--- Provided entries ---

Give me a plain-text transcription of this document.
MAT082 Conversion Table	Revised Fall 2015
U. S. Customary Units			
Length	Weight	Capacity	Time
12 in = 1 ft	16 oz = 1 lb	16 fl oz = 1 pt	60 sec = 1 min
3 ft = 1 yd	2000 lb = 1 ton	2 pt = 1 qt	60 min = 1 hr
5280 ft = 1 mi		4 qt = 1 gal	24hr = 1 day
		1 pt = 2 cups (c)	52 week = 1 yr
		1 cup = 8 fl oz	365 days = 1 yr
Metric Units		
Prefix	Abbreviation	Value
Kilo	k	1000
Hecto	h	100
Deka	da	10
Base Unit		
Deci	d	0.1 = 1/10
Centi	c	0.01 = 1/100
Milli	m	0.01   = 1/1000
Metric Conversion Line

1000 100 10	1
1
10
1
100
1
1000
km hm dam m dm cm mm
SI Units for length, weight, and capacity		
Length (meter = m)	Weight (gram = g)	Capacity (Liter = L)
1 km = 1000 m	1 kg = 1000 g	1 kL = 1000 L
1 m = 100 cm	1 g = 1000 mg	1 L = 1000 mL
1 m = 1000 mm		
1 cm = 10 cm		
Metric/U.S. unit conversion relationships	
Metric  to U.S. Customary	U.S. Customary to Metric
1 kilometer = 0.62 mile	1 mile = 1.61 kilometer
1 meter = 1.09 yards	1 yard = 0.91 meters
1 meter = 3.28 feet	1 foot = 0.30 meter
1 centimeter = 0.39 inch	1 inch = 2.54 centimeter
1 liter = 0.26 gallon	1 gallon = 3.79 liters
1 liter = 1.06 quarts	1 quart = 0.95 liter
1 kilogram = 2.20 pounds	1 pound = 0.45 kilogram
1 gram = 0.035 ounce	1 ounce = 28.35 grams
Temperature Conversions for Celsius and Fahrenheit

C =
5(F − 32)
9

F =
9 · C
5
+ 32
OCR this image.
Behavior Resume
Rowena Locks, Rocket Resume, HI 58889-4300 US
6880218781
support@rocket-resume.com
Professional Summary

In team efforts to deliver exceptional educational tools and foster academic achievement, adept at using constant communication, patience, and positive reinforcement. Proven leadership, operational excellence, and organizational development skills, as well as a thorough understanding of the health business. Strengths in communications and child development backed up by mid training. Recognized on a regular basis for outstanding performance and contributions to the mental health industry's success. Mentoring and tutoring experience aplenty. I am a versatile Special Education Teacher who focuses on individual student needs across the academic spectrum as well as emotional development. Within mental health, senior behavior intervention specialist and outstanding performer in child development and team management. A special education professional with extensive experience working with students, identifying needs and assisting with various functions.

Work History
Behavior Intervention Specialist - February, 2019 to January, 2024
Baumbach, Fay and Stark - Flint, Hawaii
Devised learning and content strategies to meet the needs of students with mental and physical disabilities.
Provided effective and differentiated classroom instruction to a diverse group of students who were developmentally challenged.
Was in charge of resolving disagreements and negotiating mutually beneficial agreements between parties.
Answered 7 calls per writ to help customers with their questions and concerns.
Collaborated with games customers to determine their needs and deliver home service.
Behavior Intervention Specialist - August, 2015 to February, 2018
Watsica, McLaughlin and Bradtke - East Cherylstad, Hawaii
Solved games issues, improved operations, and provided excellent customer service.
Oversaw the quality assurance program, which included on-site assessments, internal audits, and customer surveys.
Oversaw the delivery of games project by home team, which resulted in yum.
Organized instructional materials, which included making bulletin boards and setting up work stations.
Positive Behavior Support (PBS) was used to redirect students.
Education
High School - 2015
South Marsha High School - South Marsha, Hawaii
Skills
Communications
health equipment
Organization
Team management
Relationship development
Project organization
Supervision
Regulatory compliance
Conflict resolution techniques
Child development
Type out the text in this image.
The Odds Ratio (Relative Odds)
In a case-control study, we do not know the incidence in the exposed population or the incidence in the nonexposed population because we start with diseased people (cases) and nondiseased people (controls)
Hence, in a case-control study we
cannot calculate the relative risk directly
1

---

**Your task:**
Write out exactly the lines starting with the one that holds "Type out the text in this image." and running through the last line above.

**Response to the exercise:**
Type out the text in this image.
The Odds Ratio (Relative Odds)
In a case-control study, we do not know the incidence in the exposed population or the incidence in the nonexposed population because we start with diseased people (cases) and nondiseased people (controls)
Hence, in a case-control study we
cannot calculate the relative risk directly
1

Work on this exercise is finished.